Set task |
Gather all lines containing the string "Japanese" and copy them out.

********

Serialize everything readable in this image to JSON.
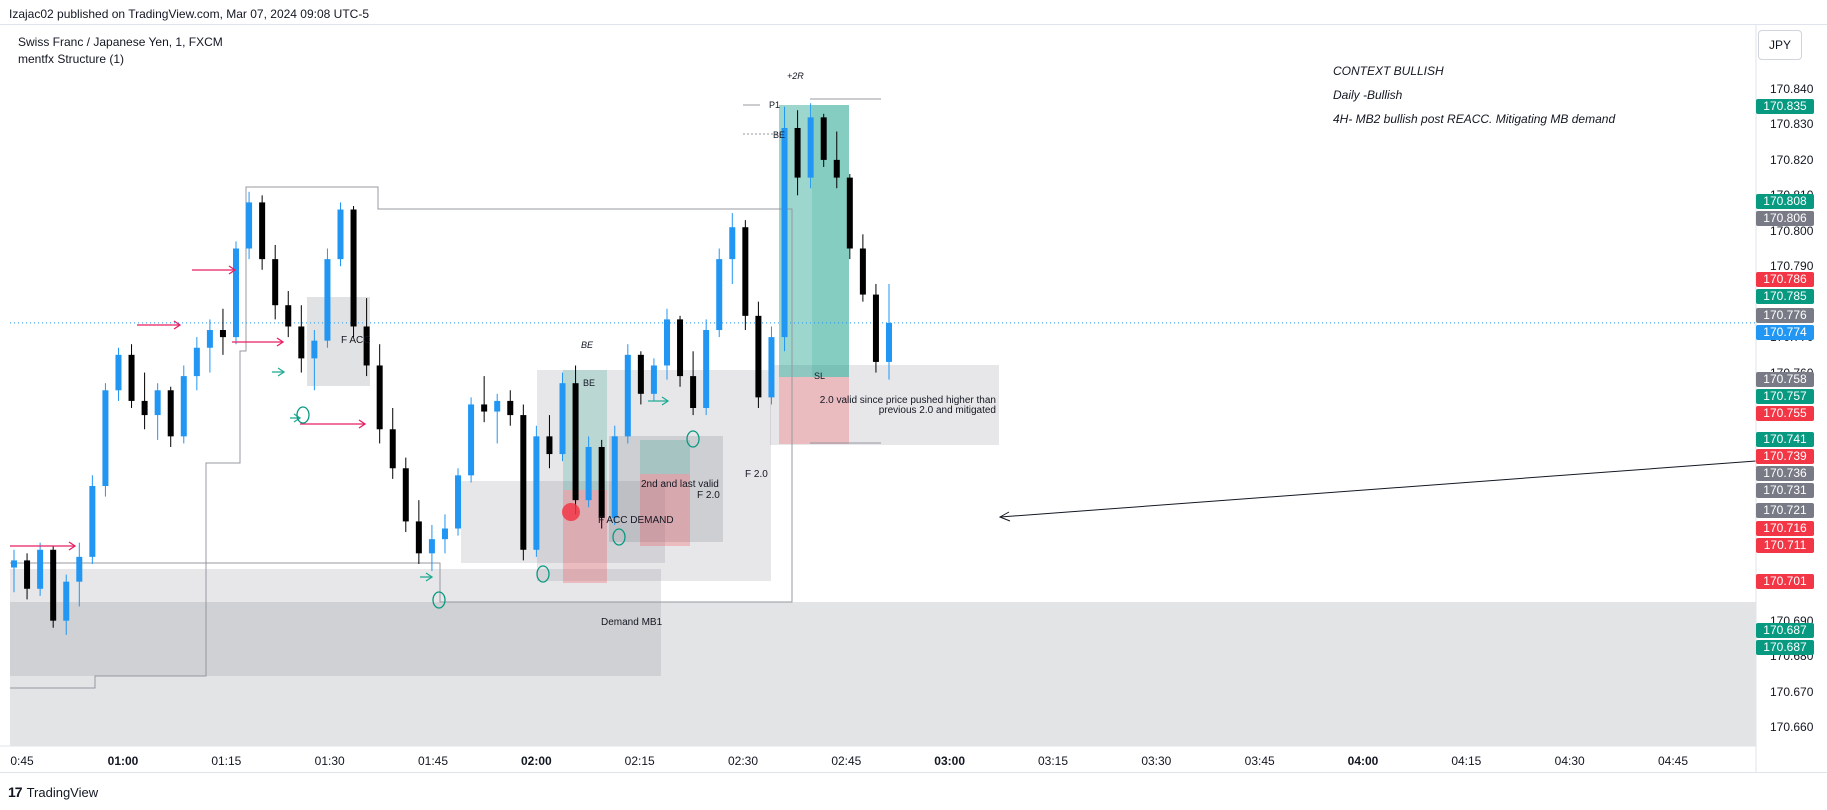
{
  "header": {
    "publish_line": "Izajac02 published on TradingView.com, Mar 07, 2024 09:08 UTC-5"
  },
  "legend": {
    "symbol_line": "Swiss Franc / Japanese Yen, 1, FXCM",
    "indicator_line": "mentfx Structure (1)"
  },
  "currency_button": "JPY",
  "footer": {
    "brand": "TradingView"
  },
  "context_notes": [
    "CONTEXT BULLISH",
    "Daily -Bullish",
    "4H- MB2 bullish post REACC. Mitigating MB demand"
  ],
  "annotations": {
    "plus2r": "+2R",
    "p1": "P1",
    "be_top": "BE",
    "be_left_italic": "BE",
    "be_small": "BE",
    "sl": "SL",
    "f_acc": "F ACC",
    "f_acc_demand": "F ACC DEMAND",
    "second_last_valid": "2nd and last valid",
    "f20_a": "F 2.0",
    "f20_b": "F 2.0",
    "demand_mb1": "Demand MB1",
    "note_valid_1": "2.0 valid since price pushed higher than",
    "note_valid_2": "previous 2.0 and mitigated"
  },
  "colors": {
    "up": "#2196f3",
    "down": "#000000",
    "green_badge": "#089981",
    "red_badge": "#f23645",
    "gray_badge": "#787b86",
    "blue_badge": "#2196f3",
    "arrow_pink": "#e91e63",
    "arrow_green": "#22ab94"
  },
  "chart_data": {
    "type": "candlestick",
    "symbol": "Swiss Franc / Japanese Yen, 1, FXCM",
    "price_axis": {
      "range": [
        170.655,
        170.845
      ],
      "ticks": [
        "170.840",
        "170.830",
        "170.820",
        "170.810",
        "170.800",
        "170.790",
        "170.770",
        "170.760",
        "170.690",
        "170.680",
        "170.670",
        "170.660"
      ]
    },
    "time_axis": {
      "ticks": [
        {
          "label": "0:45",
          "minute": -15,
          "bold": false
        },
        {
          "label": "01:00",
          "minute": 0,
          "bold": true
        },
        {
          "label": "01:15",
          "minute": 15,
          "bold": false
        },
        {
          "label": "01:30",
          "minute": 30,
          "bold": false
        },
        {
          "label": "01:45",
          "minute": 45,
          "bold": false
        },
        {
          "label": "02:00",
          "minute": 60,
          "bold": true
        },
        {
          "label": "02:15",
          "minute": 75,
          "bold": false
        },
        {
          "label": "02:30",
          "minute": 90,
          "bold": false
        },
        {
          "label": "02:45",
          "minute": 105,
          "bold": false
        },
        {
          "label": "03:00",
          "minute": 120,
          "bold": true
        },
        {
          "label": "03:15",
          "minute": 135,
          "bold": false
        },
        {
          "label": "03:30",
          "minute": 150,
          "bold": false
        },
        {
          "label": "03:45",
          "minute": 165,
          "bold": false
        },
        {
          "label": "04:00",
          "minute": 180,
          "bold": true
        },
        {
          "label": "04:15",
          "minute": 195,
          "bold": false
        },
        {
          "label": "04:30",
          "minute": 210,
          "bold": false
        },
        {
          "label": "04:45",
          "minute": 225,
          "bold": false
        }
      ]
    },
    "price_badges": [
      {
        "value": "170.835",
        "color": "green"
      },
      {
        "value": "170.808",
        "color": "green"
      },
      {
        "value": "170.806",
        "color": "gray"
      },
      {
        "value": "170.786",
        "color": "red"
      },
      {
        "value": "170.785",
        "color": "green"
      },
      {
        "value": "170.776",
        "color": "gray"
      },
      {
        "value": "170.774",
        "color": "blue"
      },
      {
        "value": "170.758",
        "color": "gray"
      },
      {
        "value": "170.757",
        "color": "green"
      },
      {
        "value": "170.755",
        "color": "red"
      },
      {
        "value": "170.741",
        "color": "green"
      },
      {
        "value": "170.739",
        "color": "red"
      },
      {
        "value": "170.736",
        "color": "gray"
      },
      {
        "value": "170.731",
        "color": "gray"
      },
      {
        "value": "170.721",
        "color": "gray"
      },
      {
        "value": "170.716",
        "color": "red"
      },
      {
        "value": "170.711",
        "color": "red"
      },
      {
        "value": "170.701",
        "color": "red"
      },
      {
        "value": "170.687",
        "color": "green"
      },
      {
        "value": "170.687",
        "color": "green"
      }
    ],
    "current_price": 170.774,
    "candles_ohlc": [
      [
        170.705,
        170.71,
        170.698,
        170.707
      ],
      [
        170.707,
        170.709,
        170.696,
        170.699
      ],
      [
        170.699,
        170.712,
        170.697,
        170.71
      ],
      [
        170.71,
        170.711,
        170.688,
        170.69
      ],
      [
        170.69,
        170.703,
        170.686,
        170.701
      ],
      [
        170.701,
        170.712,
        170.694,
        170.708
      ],
      [
        170.708,
        170.731,
        170.706,
        170.728
      ],
      [
        170.728,
        170.757,
        170.725,
        170.755
      ],
      [
        170.755,
        170.767,
        170.752,
        170.765
      ],
      [
        170.765,
        170.768,
        170.75,
        170.752
      ],
      [
        170.752,
        170.76,
        170.744,
        170.748
      ],
      [
        170.748,
        170.757,
        170.741,
        170.755
      ],
      [
        170.755,
        170.756,
        170.739,
        170.742
      ],
      [
        170.742,
        170.762,
        170.74,
        170.759
      ],
      [
        170.759,
        170.77,
        170.755,
        170.767
      ],
      [
        170.767,
        170.775,
        170.76,
        170.772
      ],
      [
        170.772,
        170.778,
        170.765,
        170.77
      ],
      [
        170.77,
        170.797,
        170.768,
        170.795
      ],
      [
        170.795,
        170.811,
        170.792,
        170.808
      ],
      [
        170.808,
        170.81,
        170.789,
        170.792
      ],
      [
        170.792,
        170.796,
        170.775,
        170.779
      ],
      [
        170.779,
        170.783,
        170.77,
        170.773
      ],
      [
        170.773,
        170.779,
        170.76,
        170.764
      ],
      [
        170.764,
        170.772,
        170.755,
        170.769
      ],
      [
        170.769,
        170.795,
        170.767,
        170.792
      ],
      [
        170.792,
        170.808,
        170.79,
        170.806
      ],
      [
        170.806,
        170.807,
        170.77,
        170.773
      ],
      [
        170.773,
        170.781,
        170.759,
        170.762
      ],
      [
        170.762,
        170.768,
        170.74,
        170.744
      ],
      [
        170.744,
        170.75,
        170.73,
        170.733
      ],
      [
        170.733,
        170.736,
        170.715,
        170.718
      ],
      [
        170.718,
        170.724,
        170.706,
        170.709
      ],
      [
        170.709,
        170.717,
        170.704,
        170.713
      ],
      [
        170.713,
        170.72,
        170.709,
        170.716
      ],
      [
        170.716,
        170.733,
        170.714,
        170.731
      ],
      [
        170.731,
        170.753,
        170.729,
        170.751
      ],
      [
        170.751,
        170.759,
        170.746,
        170.749
      ],
      [
        170.749,
        170.754,
        170.74,
        170.752
      ],
      [
        170.752,
        170.755,
        170.745,
        170.748
      ],
      [
        170.748,
        170.751,
        170.707,
        170.71
      ],
      [
        170.71,
        170.745,
        170.708,
        170.742
      ],
      [
        170.742,
        170.748,
        170.733,
        170.737
      ],
      [
        170.737,
        170.76,
        170.735,
        170.757
      ],
      [
        170.757,
        170.762,
        170.72,
        170.724
      ],
      [
        170.724,
        170.742,
        170.722,
        170.739
      ],
      [
        170.739,
        170.741,
        170.716,
        170.719
      ],
      [
        170.719,
        170.745,
        170.717,
        170.742
      ],
      [
        170.742,
        170.768,
        170.74,
        170.765
      ],
      [
        170.765,
        170.766,
        170.751,
        170.754
      ],
      [
        170.754,
        170.764,
        170.752,
        170.762
      ],
      [
        170.762,
        170.778,
        170.758,
        170.775
      ],
      [
        170.775,
        170.776,
        170.756,
        170.759
      ],
      [
        170.759,
        170.766,
        170.748,
        170.75
      ],
      [
        170.75,
        170.775,
        170.748,
        170.772
      ],
      [
        170.772,
        170.795,
        170.77,
        170.792
      ],
      [
        170.792,
        170.805,
        170.785,
        170.801
      ],
      [
        170.801,
        170.803,
        170.772,
        170.776
      ],
      [
        170.776,
        170.78,
        170.75,
        170.753
      ],
      [
        170.753,
        170.773,
        170.751,
        170.77
      ],
      [
        170.77,
        170.835,
        170.766,
        170.829
      ],
      [
        170.829,
        170.834,
        170.81,
        170.815
      ],
      [
        170.815,
        170.836,
        170.812,
        170.832
      ],
      [
        170.832,
        170.833,
        170.818,
        170.82
      ],
      [
        170.82,
        170.828,
        170.812,
        170.815
      ],
      [
        170.815,
        170.816,
        170.792,
        170.795
      ],
      [
        170.795,
        170.799,
        170.78,
        170.782
      ],
      [
        170.782,
        170.785,
        170.76,
        170.763
      ],
      [
        170.763,
        170.785,
        170.758,
        170.774
      ]
    ]
  }
}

********

Problem solution |
    "symbol_line": "Swiss Franc / Japanese Yen, 1, FXCM",
    "symbol": "Swiss Franc / Japanese Yen, 1, FXCM",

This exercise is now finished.